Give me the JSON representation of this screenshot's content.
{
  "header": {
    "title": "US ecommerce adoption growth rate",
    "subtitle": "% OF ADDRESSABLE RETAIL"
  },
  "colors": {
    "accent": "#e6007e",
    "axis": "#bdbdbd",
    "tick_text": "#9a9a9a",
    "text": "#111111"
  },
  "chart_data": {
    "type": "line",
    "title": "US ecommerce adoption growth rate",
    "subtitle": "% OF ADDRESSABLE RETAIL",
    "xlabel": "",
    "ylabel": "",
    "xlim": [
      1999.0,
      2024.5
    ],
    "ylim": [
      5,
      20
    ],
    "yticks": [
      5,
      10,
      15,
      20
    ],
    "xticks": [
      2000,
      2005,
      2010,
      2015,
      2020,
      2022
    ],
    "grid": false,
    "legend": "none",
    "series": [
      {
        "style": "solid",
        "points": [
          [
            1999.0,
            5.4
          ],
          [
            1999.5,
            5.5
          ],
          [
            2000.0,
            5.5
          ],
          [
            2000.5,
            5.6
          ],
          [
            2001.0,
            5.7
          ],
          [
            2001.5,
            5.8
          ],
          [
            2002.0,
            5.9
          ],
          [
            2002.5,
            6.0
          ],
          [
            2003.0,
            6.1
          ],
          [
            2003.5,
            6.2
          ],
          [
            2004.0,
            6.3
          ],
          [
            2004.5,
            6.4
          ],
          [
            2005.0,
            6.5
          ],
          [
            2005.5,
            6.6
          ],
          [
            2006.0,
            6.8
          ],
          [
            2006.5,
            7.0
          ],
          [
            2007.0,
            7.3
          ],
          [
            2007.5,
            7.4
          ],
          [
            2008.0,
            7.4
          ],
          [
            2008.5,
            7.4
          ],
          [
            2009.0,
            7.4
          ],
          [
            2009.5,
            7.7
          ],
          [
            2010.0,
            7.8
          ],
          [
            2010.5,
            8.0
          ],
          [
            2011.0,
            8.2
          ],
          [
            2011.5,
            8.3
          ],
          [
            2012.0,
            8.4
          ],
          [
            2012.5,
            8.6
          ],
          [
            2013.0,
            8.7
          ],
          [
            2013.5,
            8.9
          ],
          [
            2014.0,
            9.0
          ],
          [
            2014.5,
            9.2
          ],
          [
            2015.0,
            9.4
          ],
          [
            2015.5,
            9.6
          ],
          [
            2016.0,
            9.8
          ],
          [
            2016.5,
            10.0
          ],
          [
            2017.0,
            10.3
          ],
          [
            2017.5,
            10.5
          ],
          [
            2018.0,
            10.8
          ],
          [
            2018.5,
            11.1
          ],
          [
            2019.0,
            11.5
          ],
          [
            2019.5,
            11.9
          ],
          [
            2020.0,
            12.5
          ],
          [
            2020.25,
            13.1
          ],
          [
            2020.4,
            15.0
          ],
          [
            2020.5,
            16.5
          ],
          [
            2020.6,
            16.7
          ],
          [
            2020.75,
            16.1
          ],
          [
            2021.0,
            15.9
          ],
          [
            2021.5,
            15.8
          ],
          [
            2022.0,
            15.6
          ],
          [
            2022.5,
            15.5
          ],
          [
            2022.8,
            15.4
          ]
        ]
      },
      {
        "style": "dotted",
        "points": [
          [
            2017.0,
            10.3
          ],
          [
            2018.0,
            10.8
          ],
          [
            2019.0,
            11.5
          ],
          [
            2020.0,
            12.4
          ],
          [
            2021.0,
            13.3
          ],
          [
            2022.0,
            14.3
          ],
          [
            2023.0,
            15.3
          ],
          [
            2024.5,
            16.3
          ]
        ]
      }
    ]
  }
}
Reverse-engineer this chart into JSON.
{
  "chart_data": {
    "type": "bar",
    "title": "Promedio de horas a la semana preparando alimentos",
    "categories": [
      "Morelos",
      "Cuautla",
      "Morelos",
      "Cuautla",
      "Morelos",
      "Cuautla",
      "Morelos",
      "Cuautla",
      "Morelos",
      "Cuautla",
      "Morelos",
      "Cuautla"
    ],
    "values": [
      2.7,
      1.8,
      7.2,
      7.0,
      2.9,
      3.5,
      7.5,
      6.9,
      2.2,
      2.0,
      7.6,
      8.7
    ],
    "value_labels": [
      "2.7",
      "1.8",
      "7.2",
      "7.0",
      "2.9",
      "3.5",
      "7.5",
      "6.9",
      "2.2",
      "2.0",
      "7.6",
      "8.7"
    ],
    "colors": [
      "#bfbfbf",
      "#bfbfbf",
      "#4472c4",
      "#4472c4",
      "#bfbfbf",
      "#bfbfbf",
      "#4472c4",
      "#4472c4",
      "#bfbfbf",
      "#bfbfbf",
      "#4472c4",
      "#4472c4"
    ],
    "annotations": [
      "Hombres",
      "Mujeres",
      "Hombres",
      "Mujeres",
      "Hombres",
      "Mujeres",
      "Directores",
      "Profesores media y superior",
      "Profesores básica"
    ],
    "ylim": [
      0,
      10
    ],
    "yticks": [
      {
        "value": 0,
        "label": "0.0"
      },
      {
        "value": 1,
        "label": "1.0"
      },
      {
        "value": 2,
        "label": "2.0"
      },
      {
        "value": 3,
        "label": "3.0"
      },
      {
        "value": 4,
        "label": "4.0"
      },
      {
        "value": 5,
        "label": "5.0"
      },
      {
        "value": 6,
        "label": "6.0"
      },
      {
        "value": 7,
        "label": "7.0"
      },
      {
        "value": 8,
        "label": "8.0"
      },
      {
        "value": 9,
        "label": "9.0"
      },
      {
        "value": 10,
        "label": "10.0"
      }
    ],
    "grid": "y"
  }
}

-.-.-

### Exercise task
Copy out exactly the lines between the line with "Reverse-engineer this chart into JSON." and the last line of the entries, counting both of those lines.

### Exercise output
Reverse-engineer this chart into JSON.
{
  "chart_data": {
    "type": "bar",
    "title": "Promedio de horas a la semana preparando alimentos",
    "categories": [
      "Morelos",
      "Cuautla",
      "Morelos",
      "Cuautla",
      "Morelos",
      "Cuautla",
      "Morelos",
      "Cuautla",
      "Morelos",
      "Cuautla",
      "Morelos",
      "Cuautla"
    ],
    "values": [
      2.7,
      1.8,
      7.2,
      7.0,
      2.9,
      3.5,
      7.5,
      6.9,
      2.2,
      2.0,
      7.6,
      8.7
    ],
    "value_labels": [
      "2.7",
      "1.8",
      "7.2",
      "7.0",
      "2.9",
      "3.5",
      "7.5",
      "6.9",
      "2.2",
      "2.0",
      "7.6",
      "8.7"
    ],
    "colors": [
      "#bfbfbf",
      "#bfbfbf",
      "#4472c4",
      "#4472c4",
      "#bfbfbf",
      "#bfbfbf",
      "#4472c4",
      "#4472c4",
      "#bfbfbf",
      "#bfbfbf",
      "#4472c4",
      "#4472c4"
    ],
    "annotations": [
      "Hombres",
      "Mujeres",
      "Hombres",
      "Mujeres",
      "Hombres",
      "Mujeres",
      "Directores",
      "Profesores media y superior",
      "Profesores básica"
    ],
    "ylim": [
      0,
      10
    ],
    "yticks": [
      {
        "value": 0,
        "label": "0.0"
      },
      {
        "value": 1,
        "label": "1.0"
      },
      {
        "value": 2,
        "label": "2.0"
      },
      {
        "value": 3,
        "label": "3.0"
      },
      {
        "value": 4,
        "label": "4.0"
      },
      {
        "value": 5,
        "label": "5.0"
      },
      {
        "value": 6,
        "label": "6.0"
      },
      {
        "value": 7,
        "label": "7.0"
      },
      {
        "value": 8,
        "label": "8.0"
      },
      {
        "value": 9,
        "label": "9.0"
      },
      {
        "value": 10,
        "label": "10.0"
      }
    ],
    "grid": "y"
  }
}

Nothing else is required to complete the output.